Pick out each line below that contains the word "adhesive", matching case exactly.

**Extracted entries**
## START

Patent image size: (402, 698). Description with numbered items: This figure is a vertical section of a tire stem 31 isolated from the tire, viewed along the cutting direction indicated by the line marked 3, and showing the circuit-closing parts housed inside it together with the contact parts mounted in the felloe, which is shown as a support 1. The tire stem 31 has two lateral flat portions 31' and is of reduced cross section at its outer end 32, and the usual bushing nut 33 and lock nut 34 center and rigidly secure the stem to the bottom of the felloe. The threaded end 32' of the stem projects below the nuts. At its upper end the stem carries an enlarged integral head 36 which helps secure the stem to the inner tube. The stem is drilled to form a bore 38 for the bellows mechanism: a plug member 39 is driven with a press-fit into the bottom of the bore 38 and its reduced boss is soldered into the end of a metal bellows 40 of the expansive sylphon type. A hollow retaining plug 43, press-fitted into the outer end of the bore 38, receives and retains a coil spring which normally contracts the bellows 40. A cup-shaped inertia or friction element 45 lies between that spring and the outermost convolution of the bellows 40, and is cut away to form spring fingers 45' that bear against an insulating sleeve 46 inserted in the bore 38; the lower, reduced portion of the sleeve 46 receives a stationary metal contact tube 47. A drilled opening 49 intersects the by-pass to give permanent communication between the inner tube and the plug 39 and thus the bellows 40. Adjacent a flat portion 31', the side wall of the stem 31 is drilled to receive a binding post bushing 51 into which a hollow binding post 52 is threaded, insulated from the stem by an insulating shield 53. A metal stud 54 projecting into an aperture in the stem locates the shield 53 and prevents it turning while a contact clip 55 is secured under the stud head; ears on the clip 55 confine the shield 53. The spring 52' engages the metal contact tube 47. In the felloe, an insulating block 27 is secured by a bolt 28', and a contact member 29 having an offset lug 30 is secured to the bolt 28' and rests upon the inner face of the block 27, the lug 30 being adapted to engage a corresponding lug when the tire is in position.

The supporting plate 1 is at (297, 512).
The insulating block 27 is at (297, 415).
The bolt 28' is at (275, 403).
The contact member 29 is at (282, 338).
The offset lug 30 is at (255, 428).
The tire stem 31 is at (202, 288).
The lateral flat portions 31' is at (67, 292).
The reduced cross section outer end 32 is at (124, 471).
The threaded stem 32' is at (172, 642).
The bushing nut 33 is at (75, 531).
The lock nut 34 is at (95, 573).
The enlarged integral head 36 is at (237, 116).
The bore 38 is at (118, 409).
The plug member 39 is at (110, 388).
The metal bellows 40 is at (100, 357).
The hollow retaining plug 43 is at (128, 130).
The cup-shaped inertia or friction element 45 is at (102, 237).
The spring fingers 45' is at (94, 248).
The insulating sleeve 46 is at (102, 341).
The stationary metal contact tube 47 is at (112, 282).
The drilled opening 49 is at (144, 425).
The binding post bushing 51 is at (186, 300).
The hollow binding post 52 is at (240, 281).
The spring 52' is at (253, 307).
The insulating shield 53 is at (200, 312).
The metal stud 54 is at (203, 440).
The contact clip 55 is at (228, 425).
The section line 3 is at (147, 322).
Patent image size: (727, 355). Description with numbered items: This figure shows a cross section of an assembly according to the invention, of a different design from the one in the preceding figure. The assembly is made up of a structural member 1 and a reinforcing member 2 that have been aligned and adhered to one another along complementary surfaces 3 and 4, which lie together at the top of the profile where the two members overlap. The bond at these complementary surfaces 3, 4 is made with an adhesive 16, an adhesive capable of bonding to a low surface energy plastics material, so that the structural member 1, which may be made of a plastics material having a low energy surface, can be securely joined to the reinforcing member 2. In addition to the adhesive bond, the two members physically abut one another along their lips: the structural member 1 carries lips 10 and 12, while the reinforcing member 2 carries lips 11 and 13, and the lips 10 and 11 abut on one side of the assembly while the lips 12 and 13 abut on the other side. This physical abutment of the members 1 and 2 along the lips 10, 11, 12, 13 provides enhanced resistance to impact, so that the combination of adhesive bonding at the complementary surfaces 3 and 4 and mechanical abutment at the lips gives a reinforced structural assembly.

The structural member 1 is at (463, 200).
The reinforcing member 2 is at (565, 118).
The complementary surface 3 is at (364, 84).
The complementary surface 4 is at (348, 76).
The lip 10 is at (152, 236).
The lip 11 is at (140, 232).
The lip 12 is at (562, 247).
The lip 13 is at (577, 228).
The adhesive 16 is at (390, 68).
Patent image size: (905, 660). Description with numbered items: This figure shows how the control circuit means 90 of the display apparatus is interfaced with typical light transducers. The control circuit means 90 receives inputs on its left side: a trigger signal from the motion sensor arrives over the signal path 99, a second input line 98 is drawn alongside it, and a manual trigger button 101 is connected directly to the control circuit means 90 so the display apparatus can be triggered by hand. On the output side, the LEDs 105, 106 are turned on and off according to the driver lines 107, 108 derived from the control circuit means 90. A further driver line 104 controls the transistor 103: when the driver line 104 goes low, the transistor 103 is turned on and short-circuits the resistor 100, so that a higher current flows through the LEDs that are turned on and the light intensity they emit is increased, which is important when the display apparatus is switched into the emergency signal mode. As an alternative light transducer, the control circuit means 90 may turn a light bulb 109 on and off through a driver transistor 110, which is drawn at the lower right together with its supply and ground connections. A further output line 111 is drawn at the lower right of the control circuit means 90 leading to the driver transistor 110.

## END

**Response for this exercise**
Patent image size: (727, 355). Description with numbered items: This figure shows a cross section of an assembly according to the invention, of a different design from the one in the preceding figure. The assembly is made up of a structural member 1 and a reinforcing member 2 that have been aligned and adhered to one another along complementary surfaces 3 and 4, which lie together at the top of the profile where the two members overlap. The bond at these complementary surfaces 3, 4 is made with an adhesive 16, an adhesive capable of bonding to a low surface energy plastics material, so that the structural member 1, which may be made of a plastics material having a low energy surface, can be securely joined to the reinforcing member 2. In addition to the adhesive bond, the two members physically abut one another along their lips: the structural member 1 carries lips 10 and 12, while the reinforcing member 2 carries lips 11 and 13, and the lips 10 and 11 abut on one side of the assembly while the lips 12 and 13 abut on the other side. This physical abutment of the members 1 and 2 along the lips 10, 11, 12, 13 provides enhanced resistance to impact, so that the combination of adhesive bonding at the complementary surfaces 3 and 4 and mechanical abutment at the lips gives a reinforced structural assembly.
The adhesive 16 is at (390, 68).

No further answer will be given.